§ **Provided entries**
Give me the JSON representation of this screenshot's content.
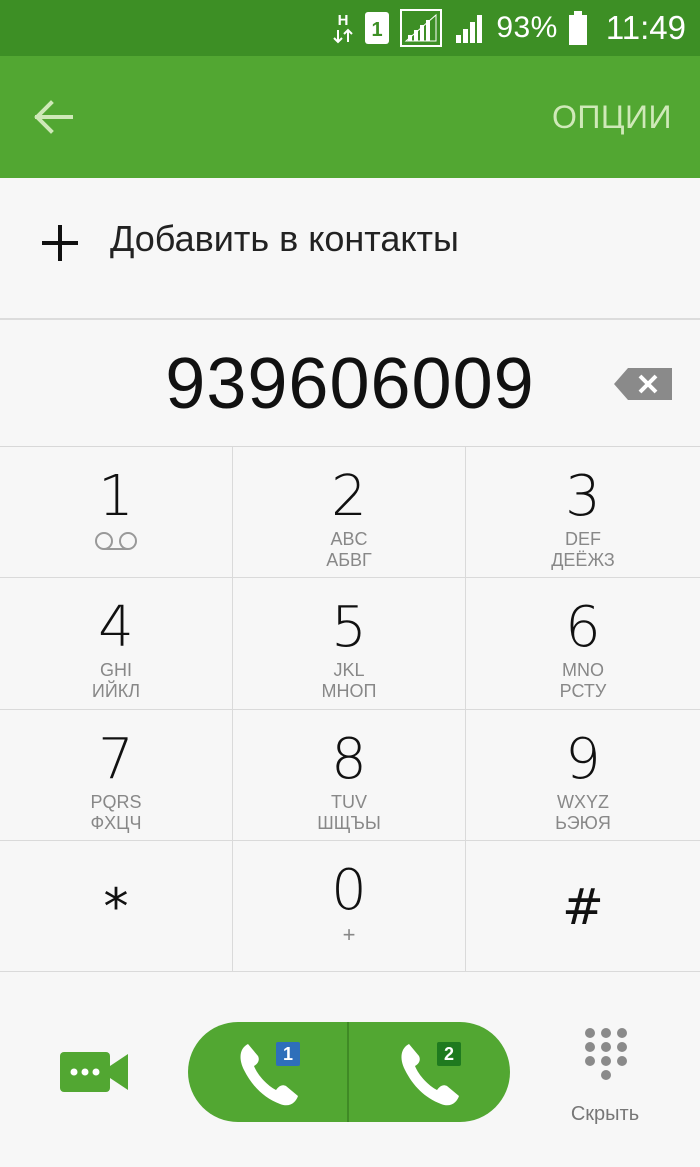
{
  "status_bar": {
    "network_type": "H",
    "sim_badge": "1",
    "battery_percent": "93%",
    "time": "11:49"
  },
  "action_bar": {
    "options_label": "ОПЦИИ"
  },
  "add_contact": {
    "label": "Добавить в контакты"
  },
  "dialed_number": "939606009",
  "keypad": {
    "keys": [
      {
        "digit": "1",
        "latin": "",
        "cyrillic": ""
      },
      {
        "digit": "2",
        "latin": "ABC",
        "cyrillic": "АБВГ"
      },
      {
        "digit": "3",
        "latin": "DEF",
        "cyrillic": "ДЕЁЖЗ"
      },
      {
        "digit": "4",
        "latin": "GHI",
        "cyrillic": "ИЙКЛ"
      },
      {
        "digit": "5",
        "latin": "JKL",
        "cyrillic": "МНОП"
      },
      {
        "digit": "6",
        "latin": "MNO",
        "cyrillic": "РСТУ"
      },
      {
        "digit": "7",
        "latin": "PQRS",
        "cyrillic": "ФХЦЧ"
      },
      {
        "digit": "8",
        "latin": "TUV",
        "cyrillic": "ШЩЪЫ"
      },
      {
        "digit": "9",
        "latin": "WXYZ",
        "cyrillic": "ЬЭЮЯ"
      },
      {
        "digit": "*",
        "latin": "",
        "cyrillic": ""
      },
      {
        "digit": "0",
        "latin": "+",
        "cyrillic": ""
      },
      {
        "digit": "#",
        "latin": "",
        "cyrillic": ""
      }
    ]
  },
  "bottom_bar": {
    "sim1_badge": "1",
    "sim2_badge": "2",
    "hide_label": "Скрыть"
  },
  "colors": {
    "status_bar": "#3d8f25",
    "action_bar": "#52a732",
    "accent_green": "#52a732",
    "sim1_blue": "#2e6fba",
    "sim2_green": "#1f7a1f"
  }
}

§ **Instruction**
Work through the records line by line and tally those holding "cyrillic". Reply with the number alone.

§ **Exercise response**
12